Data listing

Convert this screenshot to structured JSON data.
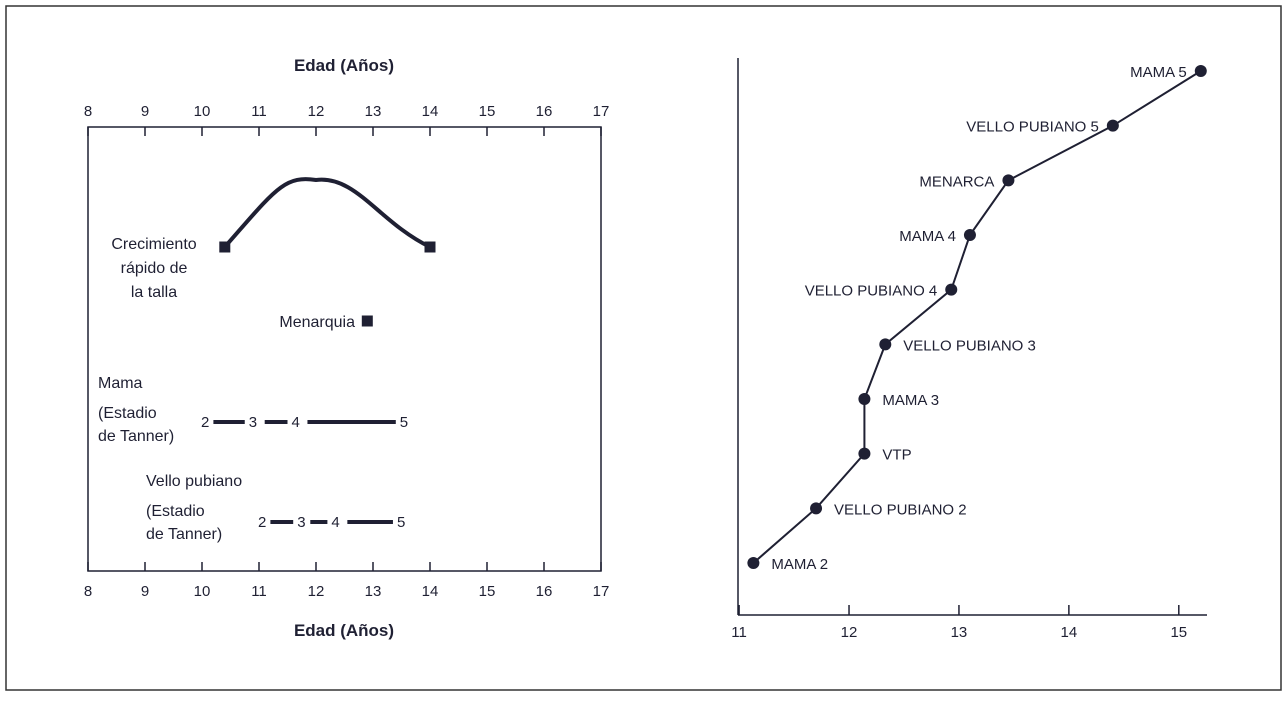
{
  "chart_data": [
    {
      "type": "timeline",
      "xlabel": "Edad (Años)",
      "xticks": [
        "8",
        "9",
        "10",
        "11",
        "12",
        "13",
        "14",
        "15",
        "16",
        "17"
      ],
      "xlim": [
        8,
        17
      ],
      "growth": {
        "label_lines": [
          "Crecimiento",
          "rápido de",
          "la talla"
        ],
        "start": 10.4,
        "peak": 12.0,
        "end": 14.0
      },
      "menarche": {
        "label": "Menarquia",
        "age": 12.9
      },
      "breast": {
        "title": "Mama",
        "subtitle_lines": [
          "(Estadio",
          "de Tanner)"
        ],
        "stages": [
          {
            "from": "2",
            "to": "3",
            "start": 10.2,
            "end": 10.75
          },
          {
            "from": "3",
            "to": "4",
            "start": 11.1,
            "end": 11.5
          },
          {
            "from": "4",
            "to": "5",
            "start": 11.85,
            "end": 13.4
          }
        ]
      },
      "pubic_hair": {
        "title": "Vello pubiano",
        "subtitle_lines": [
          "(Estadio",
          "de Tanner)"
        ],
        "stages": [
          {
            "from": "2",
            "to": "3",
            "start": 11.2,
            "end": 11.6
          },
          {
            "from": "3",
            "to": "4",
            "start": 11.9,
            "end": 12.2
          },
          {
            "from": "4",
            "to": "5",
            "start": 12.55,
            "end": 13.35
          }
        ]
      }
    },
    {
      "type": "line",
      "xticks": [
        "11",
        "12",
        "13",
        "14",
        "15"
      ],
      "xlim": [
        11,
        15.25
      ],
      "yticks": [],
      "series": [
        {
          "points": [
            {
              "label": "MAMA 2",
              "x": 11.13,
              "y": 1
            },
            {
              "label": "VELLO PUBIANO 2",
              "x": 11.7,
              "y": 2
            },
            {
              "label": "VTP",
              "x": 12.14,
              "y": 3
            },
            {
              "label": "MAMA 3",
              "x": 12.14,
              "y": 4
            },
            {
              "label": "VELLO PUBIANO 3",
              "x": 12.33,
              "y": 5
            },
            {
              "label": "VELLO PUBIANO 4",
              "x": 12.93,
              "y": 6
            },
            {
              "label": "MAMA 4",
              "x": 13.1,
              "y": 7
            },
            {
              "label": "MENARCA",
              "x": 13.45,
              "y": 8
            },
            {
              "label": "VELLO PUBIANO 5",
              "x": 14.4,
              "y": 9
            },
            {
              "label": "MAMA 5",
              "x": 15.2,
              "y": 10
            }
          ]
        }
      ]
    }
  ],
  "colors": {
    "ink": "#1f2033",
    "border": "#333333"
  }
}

* * *

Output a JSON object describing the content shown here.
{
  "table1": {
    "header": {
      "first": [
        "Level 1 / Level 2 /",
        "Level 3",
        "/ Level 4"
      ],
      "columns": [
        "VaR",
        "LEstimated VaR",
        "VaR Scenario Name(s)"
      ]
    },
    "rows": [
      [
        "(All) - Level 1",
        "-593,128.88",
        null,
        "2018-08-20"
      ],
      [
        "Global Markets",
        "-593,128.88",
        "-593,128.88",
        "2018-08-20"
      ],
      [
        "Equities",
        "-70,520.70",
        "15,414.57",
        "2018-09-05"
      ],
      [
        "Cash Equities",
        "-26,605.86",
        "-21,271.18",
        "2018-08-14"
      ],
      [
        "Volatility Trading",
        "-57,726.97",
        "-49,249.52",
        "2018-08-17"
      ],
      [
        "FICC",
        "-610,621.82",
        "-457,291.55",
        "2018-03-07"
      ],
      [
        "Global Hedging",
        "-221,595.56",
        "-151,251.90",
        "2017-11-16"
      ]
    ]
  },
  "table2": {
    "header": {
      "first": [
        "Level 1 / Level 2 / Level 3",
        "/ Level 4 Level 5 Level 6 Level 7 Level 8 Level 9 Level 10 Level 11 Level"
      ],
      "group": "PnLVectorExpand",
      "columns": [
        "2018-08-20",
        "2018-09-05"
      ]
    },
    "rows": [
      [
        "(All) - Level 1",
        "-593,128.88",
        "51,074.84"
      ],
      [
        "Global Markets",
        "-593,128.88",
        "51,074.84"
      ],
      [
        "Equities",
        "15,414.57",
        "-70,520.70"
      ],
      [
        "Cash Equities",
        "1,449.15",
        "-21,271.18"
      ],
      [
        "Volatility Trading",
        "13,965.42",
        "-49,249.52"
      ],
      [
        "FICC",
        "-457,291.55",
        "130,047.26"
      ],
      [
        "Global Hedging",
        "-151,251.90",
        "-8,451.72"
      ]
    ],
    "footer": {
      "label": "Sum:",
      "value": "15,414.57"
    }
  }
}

--

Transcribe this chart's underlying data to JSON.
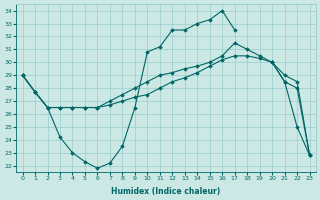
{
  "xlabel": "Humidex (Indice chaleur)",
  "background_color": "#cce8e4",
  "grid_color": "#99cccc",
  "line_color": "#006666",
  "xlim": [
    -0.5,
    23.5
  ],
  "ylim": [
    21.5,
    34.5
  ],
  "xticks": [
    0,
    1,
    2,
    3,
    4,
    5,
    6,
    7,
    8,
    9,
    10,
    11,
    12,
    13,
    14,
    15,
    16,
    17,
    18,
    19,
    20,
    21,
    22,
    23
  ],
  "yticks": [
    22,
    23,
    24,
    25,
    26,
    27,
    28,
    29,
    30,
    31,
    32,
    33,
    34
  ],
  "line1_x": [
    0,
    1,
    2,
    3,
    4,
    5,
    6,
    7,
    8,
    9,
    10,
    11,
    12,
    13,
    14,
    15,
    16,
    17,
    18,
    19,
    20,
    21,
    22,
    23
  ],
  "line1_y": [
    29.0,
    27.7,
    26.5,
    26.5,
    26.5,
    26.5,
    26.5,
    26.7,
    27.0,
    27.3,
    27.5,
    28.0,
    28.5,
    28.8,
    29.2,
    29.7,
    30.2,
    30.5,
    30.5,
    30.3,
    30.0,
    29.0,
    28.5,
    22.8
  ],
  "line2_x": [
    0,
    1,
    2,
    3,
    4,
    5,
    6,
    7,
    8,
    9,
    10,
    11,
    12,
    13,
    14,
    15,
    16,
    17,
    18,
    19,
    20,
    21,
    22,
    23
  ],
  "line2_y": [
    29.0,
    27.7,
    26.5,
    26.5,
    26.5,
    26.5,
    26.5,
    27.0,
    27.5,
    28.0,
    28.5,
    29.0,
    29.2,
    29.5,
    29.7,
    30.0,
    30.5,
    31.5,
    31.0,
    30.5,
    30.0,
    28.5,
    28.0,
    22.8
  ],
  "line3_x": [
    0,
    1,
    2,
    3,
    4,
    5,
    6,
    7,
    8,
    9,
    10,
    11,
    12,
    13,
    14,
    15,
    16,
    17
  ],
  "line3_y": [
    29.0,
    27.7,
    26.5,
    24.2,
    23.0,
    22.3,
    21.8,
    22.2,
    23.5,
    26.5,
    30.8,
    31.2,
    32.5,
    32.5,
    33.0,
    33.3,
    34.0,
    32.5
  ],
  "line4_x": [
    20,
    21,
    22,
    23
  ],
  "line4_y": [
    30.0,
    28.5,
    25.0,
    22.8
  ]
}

= TASK DIRECTIONS =
Which lines hold the string "start"? Copy all of them from the data above.

= RESPONSE FOR THIS EXERCISE =
        "start": 10.4,
            "start": 10.2,
            "start": 11.1,
            "start": 11.85,
            "start": 11.2,
            "start": 11.9,
            "start": 12.55,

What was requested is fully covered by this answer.